:: ENTRIES SUPPLIED ::
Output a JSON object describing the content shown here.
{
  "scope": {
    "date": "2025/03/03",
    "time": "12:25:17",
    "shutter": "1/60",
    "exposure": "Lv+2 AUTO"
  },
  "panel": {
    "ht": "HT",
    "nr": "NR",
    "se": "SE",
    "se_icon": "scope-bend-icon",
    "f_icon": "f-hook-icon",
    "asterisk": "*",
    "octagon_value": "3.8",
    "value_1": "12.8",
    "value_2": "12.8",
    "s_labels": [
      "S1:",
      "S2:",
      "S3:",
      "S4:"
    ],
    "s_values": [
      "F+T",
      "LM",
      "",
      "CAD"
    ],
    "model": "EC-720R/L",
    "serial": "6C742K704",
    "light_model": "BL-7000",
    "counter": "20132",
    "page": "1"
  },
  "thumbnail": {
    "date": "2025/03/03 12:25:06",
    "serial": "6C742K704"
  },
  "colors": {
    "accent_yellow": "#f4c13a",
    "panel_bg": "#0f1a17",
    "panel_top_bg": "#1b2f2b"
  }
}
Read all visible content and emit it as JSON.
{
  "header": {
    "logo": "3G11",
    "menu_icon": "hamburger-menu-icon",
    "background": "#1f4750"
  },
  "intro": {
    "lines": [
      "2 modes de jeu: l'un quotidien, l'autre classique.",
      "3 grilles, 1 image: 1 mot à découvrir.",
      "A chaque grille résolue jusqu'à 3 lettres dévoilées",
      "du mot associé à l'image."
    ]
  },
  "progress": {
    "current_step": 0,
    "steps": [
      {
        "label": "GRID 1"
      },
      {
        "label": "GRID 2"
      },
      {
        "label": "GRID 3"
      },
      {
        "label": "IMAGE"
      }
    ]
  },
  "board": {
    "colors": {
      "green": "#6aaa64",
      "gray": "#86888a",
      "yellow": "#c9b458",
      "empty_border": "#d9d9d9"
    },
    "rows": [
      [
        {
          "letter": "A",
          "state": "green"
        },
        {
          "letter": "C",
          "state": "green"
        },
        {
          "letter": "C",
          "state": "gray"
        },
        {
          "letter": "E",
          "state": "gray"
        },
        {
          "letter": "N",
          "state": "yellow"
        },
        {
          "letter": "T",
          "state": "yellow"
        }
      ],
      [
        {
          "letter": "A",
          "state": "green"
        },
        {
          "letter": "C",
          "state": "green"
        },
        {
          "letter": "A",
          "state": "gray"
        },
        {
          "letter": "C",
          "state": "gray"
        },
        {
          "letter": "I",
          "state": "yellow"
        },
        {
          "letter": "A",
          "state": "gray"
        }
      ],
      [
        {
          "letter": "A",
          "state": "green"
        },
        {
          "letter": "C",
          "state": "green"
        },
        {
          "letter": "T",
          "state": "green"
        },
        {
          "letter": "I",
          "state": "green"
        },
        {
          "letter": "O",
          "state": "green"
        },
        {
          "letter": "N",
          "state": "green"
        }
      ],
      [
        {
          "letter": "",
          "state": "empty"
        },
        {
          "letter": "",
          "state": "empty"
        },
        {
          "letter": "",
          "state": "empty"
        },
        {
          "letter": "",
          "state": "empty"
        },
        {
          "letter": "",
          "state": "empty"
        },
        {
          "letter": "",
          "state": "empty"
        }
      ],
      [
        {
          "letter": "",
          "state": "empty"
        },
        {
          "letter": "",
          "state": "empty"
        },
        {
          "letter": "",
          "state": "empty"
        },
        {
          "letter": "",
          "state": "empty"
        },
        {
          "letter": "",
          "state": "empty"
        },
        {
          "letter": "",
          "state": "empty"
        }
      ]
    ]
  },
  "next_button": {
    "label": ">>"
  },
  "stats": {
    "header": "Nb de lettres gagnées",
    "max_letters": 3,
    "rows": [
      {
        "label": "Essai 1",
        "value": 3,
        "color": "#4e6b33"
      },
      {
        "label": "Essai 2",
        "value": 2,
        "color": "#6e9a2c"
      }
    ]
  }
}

:: EXERCISE BRIEF ::
Check each line of the entries above, and show every one holding the word "GRID".

:: SOLUTION TO THIS TASK ::
        "label": "GRID 1"
        "label": "GRID 2"
        "label": "GRID 3"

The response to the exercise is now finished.